▶ **Dataset rows**
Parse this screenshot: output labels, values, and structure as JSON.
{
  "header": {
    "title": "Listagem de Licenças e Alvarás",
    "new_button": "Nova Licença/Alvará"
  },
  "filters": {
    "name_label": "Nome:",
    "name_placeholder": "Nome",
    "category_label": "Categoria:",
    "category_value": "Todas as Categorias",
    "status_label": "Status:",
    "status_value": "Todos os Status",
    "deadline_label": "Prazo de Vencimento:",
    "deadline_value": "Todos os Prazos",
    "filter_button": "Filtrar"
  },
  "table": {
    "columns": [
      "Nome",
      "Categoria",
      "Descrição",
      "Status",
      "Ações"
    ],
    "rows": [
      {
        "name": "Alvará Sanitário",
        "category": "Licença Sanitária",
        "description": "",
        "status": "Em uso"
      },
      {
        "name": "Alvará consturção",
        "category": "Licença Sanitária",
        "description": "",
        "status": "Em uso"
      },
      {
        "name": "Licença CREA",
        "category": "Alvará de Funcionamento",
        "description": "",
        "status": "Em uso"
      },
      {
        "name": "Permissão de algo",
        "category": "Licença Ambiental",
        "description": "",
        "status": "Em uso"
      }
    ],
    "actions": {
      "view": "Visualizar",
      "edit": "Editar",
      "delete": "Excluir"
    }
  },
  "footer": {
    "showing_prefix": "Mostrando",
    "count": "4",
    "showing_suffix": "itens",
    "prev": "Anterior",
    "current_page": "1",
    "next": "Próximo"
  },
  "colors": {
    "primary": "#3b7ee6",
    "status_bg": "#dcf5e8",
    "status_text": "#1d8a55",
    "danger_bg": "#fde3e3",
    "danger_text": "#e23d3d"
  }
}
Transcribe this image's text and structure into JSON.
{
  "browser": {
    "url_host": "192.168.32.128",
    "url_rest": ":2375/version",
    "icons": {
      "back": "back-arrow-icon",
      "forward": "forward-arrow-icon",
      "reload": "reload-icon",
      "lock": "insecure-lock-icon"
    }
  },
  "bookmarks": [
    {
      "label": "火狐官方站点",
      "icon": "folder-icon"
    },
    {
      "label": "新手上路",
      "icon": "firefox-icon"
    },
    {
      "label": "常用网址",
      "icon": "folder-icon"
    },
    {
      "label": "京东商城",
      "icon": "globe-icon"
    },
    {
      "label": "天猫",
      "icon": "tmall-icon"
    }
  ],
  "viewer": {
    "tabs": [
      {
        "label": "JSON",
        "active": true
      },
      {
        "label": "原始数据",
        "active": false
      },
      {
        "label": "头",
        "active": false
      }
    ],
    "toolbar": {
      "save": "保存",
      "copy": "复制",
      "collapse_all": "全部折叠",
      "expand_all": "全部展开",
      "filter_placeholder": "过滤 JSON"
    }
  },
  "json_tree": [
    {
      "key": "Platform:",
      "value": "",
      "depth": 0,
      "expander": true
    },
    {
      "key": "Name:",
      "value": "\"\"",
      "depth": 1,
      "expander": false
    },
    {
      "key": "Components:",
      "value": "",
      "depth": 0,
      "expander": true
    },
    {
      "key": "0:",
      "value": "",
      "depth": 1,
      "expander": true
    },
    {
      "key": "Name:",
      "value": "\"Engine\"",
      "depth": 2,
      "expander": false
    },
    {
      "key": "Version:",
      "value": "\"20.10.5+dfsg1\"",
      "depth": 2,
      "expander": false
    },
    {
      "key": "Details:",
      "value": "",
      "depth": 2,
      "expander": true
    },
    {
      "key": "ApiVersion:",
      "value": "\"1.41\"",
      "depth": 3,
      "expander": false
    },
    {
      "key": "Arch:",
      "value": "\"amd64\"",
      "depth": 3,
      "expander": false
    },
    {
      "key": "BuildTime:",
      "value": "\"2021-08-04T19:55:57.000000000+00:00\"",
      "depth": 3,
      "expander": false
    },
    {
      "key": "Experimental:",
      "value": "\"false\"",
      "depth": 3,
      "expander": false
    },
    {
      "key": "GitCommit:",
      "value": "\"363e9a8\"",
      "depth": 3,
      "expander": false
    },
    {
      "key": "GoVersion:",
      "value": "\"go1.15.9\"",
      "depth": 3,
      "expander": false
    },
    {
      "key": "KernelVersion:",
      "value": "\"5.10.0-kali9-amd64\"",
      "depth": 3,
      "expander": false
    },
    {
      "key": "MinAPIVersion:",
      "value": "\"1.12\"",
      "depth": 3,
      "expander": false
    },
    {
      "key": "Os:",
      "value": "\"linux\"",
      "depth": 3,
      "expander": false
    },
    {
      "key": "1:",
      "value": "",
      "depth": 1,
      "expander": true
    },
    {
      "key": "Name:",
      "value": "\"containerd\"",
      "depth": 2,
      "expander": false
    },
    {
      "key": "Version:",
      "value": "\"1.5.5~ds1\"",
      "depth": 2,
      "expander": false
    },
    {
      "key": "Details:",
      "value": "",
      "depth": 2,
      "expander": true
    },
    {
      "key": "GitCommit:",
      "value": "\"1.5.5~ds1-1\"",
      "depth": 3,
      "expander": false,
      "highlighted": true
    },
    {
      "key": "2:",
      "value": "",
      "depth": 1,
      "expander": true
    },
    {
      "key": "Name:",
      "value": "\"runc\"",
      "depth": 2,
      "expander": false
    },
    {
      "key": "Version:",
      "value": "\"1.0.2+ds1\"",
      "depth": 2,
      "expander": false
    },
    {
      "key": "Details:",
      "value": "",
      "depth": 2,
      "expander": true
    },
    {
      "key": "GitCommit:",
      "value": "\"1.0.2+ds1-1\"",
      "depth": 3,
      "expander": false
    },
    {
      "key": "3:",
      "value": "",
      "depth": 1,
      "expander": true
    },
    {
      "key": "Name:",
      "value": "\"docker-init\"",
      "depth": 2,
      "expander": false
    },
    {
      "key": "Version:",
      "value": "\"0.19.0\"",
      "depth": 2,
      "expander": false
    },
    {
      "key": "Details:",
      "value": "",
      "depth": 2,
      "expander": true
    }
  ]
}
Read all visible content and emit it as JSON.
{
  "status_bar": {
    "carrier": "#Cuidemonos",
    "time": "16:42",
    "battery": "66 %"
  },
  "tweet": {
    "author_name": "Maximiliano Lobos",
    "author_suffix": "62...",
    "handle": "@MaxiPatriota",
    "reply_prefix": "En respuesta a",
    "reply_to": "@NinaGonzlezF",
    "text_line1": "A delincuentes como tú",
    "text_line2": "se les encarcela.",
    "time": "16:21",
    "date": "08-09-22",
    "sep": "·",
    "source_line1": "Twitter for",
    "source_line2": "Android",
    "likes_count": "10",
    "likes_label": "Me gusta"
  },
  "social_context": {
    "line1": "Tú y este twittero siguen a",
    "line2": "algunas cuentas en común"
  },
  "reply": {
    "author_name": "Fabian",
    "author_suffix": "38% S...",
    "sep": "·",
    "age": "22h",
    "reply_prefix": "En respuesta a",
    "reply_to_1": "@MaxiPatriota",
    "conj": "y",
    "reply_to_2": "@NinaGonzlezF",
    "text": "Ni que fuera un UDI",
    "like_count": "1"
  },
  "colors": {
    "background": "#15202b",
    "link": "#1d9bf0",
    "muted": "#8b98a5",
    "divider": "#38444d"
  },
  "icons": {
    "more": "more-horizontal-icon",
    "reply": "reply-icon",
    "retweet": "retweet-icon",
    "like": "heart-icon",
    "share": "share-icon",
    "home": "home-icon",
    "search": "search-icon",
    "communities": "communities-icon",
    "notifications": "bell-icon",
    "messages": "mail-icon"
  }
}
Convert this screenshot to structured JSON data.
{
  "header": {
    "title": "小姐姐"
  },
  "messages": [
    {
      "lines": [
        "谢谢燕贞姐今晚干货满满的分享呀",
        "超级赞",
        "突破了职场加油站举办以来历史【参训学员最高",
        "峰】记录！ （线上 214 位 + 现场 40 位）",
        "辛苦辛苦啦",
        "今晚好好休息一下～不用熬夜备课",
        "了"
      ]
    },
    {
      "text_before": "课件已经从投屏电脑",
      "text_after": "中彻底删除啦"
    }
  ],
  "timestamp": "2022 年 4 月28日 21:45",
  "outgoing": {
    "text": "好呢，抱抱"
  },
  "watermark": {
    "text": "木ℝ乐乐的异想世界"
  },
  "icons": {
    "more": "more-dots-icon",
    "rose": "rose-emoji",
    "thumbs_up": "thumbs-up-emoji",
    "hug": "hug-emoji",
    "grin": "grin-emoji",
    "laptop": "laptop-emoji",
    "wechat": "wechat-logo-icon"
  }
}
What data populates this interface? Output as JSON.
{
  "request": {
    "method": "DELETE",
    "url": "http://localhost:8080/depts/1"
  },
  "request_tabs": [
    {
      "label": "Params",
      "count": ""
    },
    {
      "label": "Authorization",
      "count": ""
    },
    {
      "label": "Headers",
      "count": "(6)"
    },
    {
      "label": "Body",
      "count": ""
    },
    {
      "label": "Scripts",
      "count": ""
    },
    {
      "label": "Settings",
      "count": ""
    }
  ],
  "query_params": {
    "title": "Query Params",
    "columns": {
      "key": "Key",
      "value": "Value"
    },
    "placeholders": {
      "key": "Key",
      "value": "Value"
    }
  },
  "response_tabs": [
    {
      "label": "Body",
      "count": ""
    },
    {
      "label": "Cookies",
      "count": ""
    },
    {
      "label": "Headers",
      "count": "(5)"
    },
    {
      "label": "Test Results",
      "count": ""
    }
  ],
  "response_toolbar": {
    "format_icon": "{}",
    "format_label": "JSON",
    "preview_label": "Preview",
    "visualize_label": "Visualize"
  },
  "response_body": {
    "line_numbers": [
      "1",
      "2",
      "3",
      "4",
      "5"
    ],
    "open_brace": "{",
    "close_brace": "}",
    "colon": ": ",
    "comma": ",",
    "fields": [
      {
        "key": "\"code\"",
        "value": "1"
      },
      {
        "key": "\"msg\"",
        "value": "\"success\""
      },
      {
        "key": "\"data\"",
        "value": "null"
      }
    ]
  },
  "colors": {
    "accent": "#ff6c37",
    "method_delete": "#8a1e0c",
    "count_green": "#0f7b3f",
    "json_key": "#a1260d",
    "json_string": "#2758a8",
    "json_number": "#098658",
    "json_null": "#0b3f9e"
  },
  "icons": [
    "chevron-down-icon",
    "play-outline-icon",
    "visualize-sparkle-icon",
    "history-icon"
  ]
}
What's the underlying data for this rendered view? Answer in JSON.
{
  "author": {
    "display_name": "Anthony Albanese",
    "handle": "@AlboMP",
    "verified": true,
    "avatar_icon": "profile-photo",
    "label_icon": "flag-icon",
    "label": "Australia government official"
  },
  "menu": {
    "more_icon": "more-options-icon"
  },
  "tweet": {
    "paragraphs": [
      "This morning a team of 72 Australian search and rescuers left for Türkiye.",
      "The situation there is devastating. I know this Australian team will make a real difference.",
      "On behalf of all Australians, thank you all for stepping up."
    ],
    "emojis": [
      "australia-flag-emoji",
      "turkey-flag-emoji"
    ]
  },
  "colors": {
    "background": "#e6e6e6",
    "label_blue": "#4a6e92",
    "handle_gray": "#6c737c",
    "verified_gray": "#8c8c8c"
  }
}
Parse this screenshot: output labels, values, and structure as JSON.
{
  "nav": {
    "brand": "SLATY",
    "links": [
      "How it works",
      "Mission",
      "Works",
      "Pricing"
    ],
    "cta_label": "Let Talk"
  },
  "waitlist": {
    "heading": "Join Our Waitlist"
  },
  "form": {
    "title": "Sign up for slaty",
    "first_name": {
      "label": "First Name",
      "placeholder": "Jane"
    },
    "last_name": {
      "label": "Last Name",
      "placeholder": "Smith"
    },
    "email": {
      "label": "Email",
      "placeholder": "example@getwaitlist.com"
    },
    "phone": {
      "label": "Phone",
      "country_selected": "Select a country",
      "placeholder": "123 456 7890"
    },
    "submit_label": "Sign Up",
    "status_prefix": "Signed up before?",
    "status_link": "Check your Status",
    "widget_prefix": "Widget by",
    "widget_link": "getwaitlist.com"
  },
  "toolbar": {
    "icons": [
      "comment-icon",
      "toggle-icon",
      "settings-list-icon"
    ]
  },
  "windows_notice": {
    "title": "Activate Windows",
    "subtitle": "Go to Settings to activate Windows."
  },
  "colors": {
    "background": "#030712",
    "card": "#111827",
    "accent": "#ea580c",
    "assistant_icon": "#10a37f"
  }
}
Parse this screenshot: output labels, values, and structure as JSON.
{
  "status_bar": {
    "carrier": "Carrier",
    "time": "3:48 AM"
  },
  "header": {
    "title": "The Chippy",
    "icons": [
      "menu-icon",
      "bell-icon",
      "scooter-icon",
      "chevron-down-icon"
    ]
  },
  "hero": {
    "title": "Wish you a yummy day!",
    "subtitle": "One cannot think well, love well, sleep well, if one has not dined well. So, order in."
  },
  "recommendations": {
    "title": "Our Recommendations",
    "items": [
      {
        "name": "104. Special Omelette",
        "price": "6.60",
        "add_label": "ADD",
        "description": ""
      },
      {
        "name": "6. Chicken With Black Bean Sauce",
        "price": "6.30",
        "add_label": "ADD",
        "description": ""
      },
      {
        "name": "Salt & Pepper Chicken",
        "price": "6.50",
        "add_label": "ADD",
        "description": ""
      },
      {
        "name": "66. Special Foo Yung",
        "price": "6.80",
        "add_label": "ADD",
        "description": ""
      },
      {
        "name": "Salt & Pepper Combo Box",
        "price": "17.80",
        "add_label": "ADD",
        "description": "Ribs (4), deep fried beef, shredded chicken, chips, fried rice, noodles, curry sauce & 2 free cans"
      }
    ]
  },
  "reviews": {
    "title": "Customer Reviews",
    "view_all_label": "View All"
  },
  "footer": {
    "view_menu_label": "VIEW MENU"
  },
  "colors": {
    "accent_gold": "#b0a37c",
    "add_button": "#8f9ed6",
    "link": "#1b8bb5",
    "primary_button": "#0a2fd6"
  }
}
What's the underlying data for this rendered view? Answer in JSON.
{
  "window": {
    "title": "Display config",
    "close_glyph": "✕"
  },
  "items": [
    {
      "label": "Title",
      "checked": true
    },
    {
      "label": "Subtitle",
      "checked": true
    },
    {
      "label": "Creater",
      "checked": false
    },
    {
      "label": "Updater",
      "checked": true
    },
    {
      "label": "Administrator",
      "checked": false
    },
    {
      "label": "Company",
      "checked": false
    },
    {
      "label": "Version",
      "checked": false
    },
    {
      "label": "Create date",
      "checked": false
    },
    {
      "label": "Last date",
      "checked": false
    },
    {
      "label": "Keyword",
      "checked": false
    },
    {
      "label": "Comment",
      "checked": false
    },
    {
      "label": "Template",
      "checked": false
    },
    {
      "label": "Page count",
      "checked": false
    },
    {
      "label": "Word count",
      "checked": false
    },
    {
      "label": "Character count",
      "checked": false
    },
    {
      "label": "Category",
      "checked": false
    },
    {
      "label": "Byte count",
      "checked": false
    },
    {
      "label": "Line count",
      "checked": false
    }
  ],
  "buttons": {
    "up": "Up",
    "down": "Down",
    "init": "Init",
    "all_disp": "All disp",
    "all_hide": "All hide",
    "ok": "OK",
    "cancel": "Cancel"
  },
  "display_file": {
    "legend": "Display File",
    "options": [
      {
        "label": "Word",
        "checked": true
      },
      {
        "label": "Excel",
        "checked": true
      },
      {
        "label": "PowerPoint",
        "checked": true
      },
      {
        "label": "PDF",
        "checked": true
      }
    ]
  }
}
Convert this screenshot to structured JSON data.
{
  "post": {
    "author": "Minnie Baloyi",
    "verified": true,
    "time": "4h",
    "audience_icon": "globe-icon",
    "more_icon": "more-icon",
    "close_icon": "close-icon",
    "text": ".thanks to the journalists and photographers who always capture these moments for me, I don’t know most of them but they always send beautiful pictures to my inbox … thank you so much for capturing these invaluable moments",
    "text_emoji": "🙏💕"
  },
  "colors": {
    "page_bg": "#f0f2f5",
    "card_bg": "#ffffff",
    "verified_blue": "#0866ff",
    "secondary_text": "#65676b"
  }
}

▶ **Instructions for the task**
Go through the data above and find the lines with the word "background". Copy each of those lines.

▶ **Final result**
    "background": "#15202b",
    "background": "#e6e6e6",
    "background": "#030712",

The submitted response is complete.